* THE PROBLEM
Reproduce all of the material exactly as shown.

[Collected data entries]
━━━━━━━━━━━━━━━━━━━━

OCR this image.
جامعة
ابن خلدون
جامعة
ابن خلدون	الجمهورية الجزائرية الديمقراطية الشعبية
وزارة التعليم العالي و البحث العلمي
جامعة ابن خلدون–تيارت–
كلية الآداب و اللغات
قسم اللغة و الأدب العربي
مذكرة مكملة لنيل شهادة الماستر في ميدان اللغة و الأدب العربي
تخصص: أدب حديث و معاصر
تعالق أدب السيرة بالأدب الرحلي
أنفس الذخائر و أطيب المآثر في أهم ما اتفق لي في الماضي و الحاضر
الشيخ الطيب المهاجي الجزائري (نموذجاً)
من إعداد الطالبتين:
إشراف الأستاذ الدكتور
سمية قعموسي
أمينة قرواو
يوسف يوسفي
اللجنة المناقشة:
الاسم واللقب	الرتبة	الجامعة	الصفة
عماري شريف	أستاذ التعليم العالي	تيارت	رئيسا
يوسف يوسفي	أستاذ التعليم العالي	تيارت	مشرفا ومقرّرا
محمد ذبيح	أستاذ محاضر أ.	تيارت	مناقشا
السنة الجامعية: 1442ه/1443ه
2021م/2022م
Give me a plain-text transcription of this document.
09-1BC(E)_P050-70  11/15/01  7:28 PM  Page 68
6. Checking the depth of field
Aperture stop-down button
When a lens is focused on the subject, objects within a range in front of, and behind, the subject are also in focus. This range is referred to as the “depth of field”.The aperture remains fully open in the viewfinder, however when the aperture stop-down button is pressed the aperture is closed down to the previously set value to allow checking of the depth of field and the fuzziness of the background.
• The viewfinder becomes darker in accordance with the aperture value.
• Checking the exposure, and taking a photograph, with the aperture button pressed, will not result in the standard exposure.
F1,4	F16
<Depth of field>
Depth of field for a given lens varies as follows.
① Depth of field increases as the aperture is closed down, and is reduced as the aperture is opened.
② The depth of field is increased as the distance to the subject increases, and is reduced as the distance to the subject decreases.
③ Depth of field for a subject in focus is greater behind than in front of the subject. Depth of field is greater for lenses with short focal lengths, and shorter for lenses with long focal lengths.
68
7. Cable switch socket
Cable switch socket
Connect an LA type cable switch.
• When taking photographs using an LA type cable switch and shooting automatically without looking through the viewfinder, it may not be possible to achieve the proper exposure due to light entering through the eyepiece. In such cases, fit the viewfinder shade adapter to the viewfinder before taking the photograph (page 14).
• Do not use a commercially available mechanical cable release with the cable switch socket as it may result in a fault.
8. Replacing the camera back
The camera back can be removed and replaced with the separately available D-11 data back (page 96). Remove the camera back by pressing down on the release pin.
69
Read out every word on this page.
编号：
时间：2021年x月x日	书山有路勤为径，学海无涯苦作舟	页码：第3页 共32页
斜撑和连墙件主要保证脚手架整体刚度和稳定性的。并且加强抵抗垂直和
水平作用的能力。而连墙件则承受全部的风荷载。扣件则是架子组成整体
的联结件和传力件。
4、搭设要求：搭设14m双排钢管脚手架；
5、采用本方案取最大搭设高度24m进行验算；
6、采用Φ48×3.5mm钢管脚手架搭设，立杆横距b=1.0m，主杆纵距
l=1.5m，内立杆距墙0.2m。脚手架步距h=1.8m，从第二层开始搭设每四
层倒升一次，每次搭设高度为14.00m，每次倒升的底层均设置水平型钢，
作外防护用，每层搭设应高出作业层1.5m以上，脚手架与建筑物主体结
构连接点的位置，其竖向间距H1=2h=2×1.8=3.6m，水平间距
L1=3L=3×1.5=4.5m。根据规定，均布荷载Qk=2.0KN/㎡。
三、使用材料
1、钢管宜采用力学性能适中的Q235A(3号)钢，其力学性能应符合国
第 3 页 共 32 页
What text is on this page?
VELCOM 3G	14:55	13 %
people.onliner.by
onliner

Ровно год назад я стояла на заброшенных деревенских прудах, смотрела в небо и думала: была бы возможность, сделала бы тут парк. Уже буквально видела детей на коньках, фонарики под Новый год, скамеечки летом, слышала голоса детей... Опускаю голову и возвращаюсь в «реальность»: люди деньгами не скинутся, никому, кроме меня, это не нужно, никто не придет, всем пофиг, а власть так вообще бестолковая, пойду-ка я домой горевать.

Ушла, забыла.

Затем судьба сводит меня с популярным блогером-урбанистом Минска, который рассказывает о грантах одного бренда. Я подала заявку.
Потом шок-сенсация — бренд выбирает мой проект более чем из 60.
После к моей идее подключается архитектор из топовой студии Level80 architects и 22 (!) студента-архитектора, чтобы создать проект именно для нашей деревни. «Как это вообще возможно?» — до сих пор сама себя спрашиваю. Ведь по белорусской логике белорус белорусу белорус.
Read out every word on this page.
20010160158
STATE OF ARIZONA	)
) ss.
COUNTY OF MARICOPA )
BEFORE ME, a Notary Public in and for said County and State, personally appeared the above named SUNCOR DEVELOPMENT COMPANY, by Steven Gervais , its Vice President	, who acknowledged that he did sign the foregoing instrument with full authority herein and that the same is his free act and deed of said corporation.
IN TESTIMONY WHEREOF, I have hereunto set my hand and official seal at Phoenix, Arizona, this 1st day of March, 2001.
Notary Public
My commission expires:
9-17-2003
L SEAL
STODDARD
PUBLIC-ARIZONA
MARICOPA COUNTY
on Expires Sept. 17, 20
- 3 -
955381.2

━━━━━━━━━━━━━━━━━━━━

* SOLUTION BELOW
OCR this image.
جامعة
ابن خلدون
جامعة
ابن خلدون	الجمهورية الجزائرية الديمقراطية الشعبية
وزارة التعليم العالي و البحث العلمي
جامعة ابن خلدون–تيارت–
كلية الآداب و اللغات
قسم اللغة و الأدب العربي
مذكرة مكملة لنيل شهادة الماستر في ميدان اللغة و الأدب العربي
تخصص: أدب حديث و معاصر
تعالق أدب السيرة بالأدب الرحلي
أنفس الذخائر و أطيب المآثر في أهم ما اتفق لي في الماضي و الحاضر
الشيخ الطيب المهاجي الجزائري (نموذجاً)
من إعداد الطالبتين:
إشراف الأستاذ الدكتور
سمية قعموسي
أمينة قرواو
يوسف يوسفي
اللجنة المناقشة:
الاسم واللقب	الرتبة	الجامعة	الصفة
عماري شريف	أستاذ التعليم العالي	تيارت	رئيسا
يوسف يوسفي	أستاذ التعليم العالي	تيارت	مشرفا ومقرّرا
محمد ذبيح	أستاذ محاضر أ.	تيارت	مناقشا
السنة الجامعية: 1442ه/1443ه
2021م/2022م
Give me a plain-text transcription of this document.
09-1BC(E)_P050-70  11/15/01  7:28 PM  Page 68
6. Checking the depth of field
Aperture stop-down button
When a lens is focused on the subject, objects within a range in front of, and behind, the subject are also in focus. This range is referred to as the “depth of field”.The aperture remains fully open in the viewfinder, however when the aperture stop-down button is pressed the aperture is closed down to the previously set value to allow checking of the depth of field and the fuzziness of the background.
• The viewfinder becomes darker in accordance with the aperture value.
• Checking the exposure, and taking a photograph, with the aperture button pressed, will not result in the standard exposure.
F1,4	F16
<Depth of field>
Depth of field for a given lens varies as follows.
① Depth of field increases as the aperture is closed down, and is reduced as the aperture is opened.
② The depth of field is increased as the distance to the subject increases, and is reduced as the distance to the subject decreases.
③ Depth of field for a subject in focus is greater behind than in front of the subject. Depth of field is greater for lenses with short focal lengths, and shorter for lenses with long focal lengths.
68
7. Cable switch socket
Cable switch socket
Connect an LA type cable switch.
• When taking photographs using an LA type cable switch and shooting automatically without looking through the viewfinder, it may not be possible to achieve the proper exposure due to light entering through the eyepiece. In such cases, fit the viewfinder shade adapter to the viewfinder before taking the photograph (page 14).
• Do not use a commercially available mechanical cable release with the cable switch socket as it may result in a fault.
8. Replacing the camera back
The camera back can be removed and replaced with the separately available D-11 data back (page 96). Remove the camera back by pressing down on the release pin.
69
Read out every word on this page.
编号：
时间：2021年x月x日	书山有路勤为径，学海无涯苦作舟	页码：第3页 共32页
斜撑和连墙件主要保证脚手架整体刚度和稳定性的。并且加强抵抗垂直和
水平作用的能力。而连墙件则承受全部的风荷载。扣件则是架子组成整体
的联结件和传力件。
4、搭设要求：搭设14m双排钢管脚手架；
5、采用本方案取最大搭设高度24m进行验算；
6、采用Φ48×3.5mm钢管脚手架搭设，立杆横距b=1.0m，主杆纵距
l=1.5m，内立杆距墙0.2m。脚手架步距h=1.8m，从第二层开始搭设每四
层倒升一次，每次搭设高度为14.00m，每次倒升的底层均设置水平型钢，
作外防护用，每层搭设应高出作业层1.5m以上，脚手架与建筑物主体结
构连接点的位置，其竖向间距H1=2h=2×1.8=3.6m，水平间距
L1=3L=3×1.5=4.5m。根据规定，均布荷载Qk=2.0KN/㎡。
三、使用材料
1、钢管宜采用力学性能适中的Q235A(3号)钢，其力学性能应符合国
第 3 页 共 32 页
What text is on this page?
VELCOM 3G	14:55	13 %
people.onliner.by
onliner

Ровно год назад я стояла на заброшенных деревенских прудах, смотрела в небо и думала: была бы возможность, сделала бы тут парк. Уже буквально видела детей на коньках, фонарики под Новый год, скамеечки летом, слышала голоса детей... Опускаю голову и возвращаюсь в «реальность»: люди деньгами не скинутся, никому, кроме меня, это не нужно, никто не придет, всем пофиг, а власть так вообще бестолковая, пойду-ка я домой горевать.

Ушла, забыла.

Затем судьба сводит меня с популярным блогером-урбанистом Минска, который рассказывает о грантах одного бренда. Я подала заявку.
Потом шок-сенсация — бренд выбирает мой проект более чем из 60.
После к моей идее подключается архитектор из топовой студии Level80 architects и 22 (!) студента-архитектора, чтобы создать проект именно для нашей деревни. «Как это вообще возможно?» — до сих пор сама себя спрашиваю. Ведь по белорусской логике белорус белорусу белорус.
Read out every word on this page.
20010160158
STATE OF ARIZONA	)
) ss.
COUNTY OF MARICOPA )
BEFORE ME, a Notary Public in and for said County and State, personally appeared the above named SUNCOR DEVELOPMENT COMPANY, by Steven Gervais , its Vice President	, who acknowledged that he did sign the foregoing instrument with full authority herein and that the same is his free act and deed of said corporation.
IN TESTIMONY WHEREOF, I have hereunto set my hand and official seal at Phoenix, Arizona, this 1st day of March, 2001.
Notary Public
My commission expires:
9-17-2003
L SEAL
STODDARD
PUBLIC-ARIZONA
MARICOPA COUNTY
on Expires Sept. 17, 20
- 3 -
955381.2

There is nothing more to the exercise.